Education, pedagogy, and mentorship
How are scientific knowledge and techniques passed from one person to another, and from one generation to the next? Who taught science, and how were they trained to do so? Why and how does a “research school” coalesce around a particular individual, research question, model organism, or instrument?
For those trying to understand the history of scientific ideas, to explain the successes and failures of scientific institutions, and indeed to understand the history of the cultures and nations that produce science and scientists, these are some of the most fundamental possible questions.
The CSHL historical collections are an extraordinary living record of how science has been learned and taught from the dawn of the twentieth century to the present day. Major types of relevant records include the following, from around the world as well as at CSHL and affiliated institutions: curricular materials (e.g., courses of instruction, lecture notes, student notes, recorded lectures, textbooks), administrative records (e.g., rosters of students and instructors, information on student fees and teaching budgets), correspondence between students and their mentors, first-hand reminiscences of studying and teaching, letters of recommendation for students, and more.

◆ Records provided
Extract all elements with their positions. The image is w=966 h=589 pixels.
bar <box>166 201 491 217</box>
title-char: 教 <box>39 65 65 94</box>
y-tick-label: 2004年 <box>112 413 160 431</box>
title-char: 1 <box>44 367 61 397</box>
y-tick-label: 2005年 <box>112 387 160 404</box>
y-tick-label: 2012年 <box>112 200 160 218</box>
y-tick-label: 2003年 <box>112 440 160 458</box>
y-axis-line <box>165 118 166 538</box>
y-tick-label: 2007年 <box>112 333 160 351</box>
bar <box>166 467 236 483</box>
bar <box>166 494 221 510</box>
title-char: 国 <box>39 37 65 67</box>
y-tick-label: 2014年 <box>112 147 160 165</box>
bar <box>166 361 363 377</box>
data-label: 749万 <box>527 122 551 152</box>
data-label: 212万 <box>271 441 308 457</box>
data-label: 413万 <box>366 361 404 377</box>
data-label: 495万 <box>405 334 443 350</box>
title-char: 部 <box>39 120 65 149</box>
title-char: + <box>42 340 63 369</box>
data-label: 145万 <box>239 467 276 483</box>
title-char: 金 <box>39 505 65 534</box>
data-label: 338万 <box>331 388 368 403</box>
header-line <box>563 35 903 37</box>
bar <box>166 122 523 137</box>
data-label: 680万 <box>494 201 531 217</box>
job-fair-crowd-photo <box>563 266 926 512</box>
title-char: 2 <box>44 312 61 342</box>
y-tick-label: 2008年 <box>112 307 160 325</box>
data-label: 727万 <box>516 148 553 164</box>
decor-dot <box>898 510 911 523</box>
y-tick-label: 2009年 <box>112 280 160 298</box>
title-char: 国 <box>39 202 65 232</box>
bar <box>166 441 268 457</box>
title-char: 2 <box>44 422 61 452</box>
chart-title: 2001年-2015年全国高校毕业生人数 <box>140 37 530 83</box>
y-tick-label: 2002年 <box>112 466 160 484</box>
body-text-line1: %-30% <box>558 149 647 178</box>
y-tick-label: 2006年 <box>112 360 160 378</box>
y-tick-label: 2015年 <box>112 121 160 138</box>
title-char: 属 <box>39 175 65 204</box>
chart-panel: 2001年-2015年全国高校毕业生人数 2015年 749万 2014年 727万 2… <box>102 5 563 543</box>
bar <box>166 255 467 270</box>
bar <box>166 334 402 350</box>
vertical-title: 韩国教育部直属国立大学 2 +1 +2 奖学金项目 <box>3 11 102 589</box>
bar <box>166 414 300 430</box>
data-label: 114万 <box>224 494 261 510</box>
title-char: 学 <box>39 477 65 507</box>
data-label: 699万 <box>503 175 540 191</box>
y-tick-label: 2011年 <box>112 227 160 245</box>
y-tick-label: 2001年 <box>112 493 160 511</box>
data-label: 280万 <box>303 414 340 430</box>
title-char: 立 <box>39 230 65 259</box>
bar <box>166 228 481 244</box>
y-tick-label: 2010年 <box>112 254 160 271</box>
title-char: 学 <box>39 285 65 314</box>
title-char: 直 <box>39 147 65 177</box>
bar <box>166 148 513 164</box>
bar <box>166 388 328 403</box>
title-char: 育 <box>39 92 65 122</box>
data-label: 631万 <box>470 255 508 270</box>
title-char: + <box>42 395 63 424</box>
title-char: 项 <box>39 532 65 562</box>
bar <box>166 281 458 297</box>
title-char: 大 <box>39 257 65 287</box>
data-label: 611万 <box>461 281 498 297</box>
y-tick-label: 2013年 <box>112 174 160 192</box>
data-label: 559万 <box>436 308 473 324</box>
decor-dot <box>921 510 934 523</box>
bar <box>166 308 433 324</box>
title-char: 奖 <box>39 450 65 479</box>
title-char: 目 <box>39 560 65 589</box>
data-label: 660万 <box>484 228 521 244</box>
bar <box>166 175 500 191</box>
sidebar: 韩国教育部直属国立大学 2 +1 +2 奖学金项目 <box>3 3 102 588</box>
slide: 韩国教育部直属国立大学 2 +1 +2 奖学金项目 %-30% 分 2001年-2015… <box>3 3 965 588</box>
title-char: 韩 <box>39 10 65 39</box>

◆ Work request 1
Based on the passage on education, pedagogy, and mentorship, decide whether each statement agrees with it. Answer yes or no, and quote the words that decide it.
(a) The CSHL historical collections document how science has been learned and taught from the start of the twentieth century to the present.
(b) The relevant records come only from CSHL itself.
(c) Letters of recommendation for students are among the relevant records.
◆ Work request 2
Translate this sentence from the passage on education, pedagogy, and mentorship into Spanish: "How are scientific knowledge and techniques passed from one person to another, and from one generation to the next?"
◆ Work request 3
Reproduce the part of the passage on education, pedagogy, and mentorship that starts at the words "Education, pedagogy, and" and ends after the words "organism, or instrument?".

◆ Answer 1
(a) Yes: "an extraordinary living record of how science has been learned and taught from the dawn of the twentieth century to the present day"
(b) No: "from around the world as well as at CSHL and affiliated institutions"
(c) Yes: "letters of recommendation for students"

◆ Answer 2
¿Cómo se transmiten los conocimientos y las técnicas científicas de una persona a otra, y de una generación a la siguiente?

◆ Answer 3
Education, pedagogy, and mentorship
How are scientific knowledge and techniques passed from one person to another, and from one generation to the next? Who taught science, and how were they trained to do so? Why and how does a “research school” coalesce around a particular individual, research question, model organism, or instrument?